▶ [TASK REQUIREMENTS]: Retype the whole listing below, character for character.

▶ [MATERIAL PROVIDED]:
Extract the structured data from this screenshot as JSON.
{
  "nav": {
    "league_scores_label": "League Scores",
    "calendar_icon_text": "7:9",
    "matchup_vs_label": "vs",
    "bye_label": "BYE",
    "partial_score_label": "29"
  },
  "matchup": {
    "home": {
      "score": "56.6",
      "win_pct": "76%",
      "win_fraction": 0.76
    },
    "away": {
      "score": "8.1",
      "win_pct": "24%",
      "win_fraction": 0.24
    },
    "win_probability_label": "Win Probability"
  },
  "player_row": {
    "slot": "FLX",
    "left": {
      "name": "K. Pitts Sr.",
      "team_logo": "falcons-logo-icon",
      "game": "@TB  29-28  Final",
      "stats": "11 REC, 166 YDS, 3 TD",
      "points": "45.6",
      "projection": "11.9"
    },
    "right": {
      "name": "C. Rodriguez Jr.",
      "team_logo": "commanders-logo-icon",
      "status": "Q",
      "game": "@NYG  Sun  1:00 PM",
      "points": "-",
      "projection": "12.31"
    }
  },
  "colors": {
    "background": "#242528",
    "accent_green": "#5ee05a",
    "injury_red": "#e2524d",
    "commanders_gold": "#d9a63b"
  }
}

▶ [RESULT BELOW]:
Extract the structured data from this screenshot as JSON.
{
  "nav": {
    "league_scores_label": "League Scores",
    "calendar_icon_text": "7:9",
    "matchup_vs_label": "vs",
    "bye_label": "BYE",
    "partial_score_label": "29"
  },
  "matchup": {
    "home": {
      "score": "56.6",
      "win_pct": "76%",
      "win_fraction": 0.76
    },
    "away": {
      "score": "8.1",
      "win_pct": "24%",
      "win_fraction": 0.24
    },
    "win_probability_label": "Win Probability"
  },
  "player_row": {
    "slot": "FLX",
    "left": {
      "name": "K. Pitts Sr.",
      "team_logo": "falcons-logo-icon",
      "game": "@TB  29-28  Final",
      "stats": "11 REC, 166 YDS, 3 TD",
      "points": "45.6",
      "projection": "11.9"
    },
    "right": {
      "name": "C. Rodriguez Jr.",
      "team_logo": "commanders-logo-icon",
      "status": "Q",
      "game": "@NYG  Sun  1:00 PM",
      "points": "-",
      "projection": "12.31"
    }
  },
  "colors": {
    "background": "#242528",
    "accent_green": "#5ee05a",
    "injury_red": "#e2524d",
    "commanders_gold": "#d9a63b"
  }
}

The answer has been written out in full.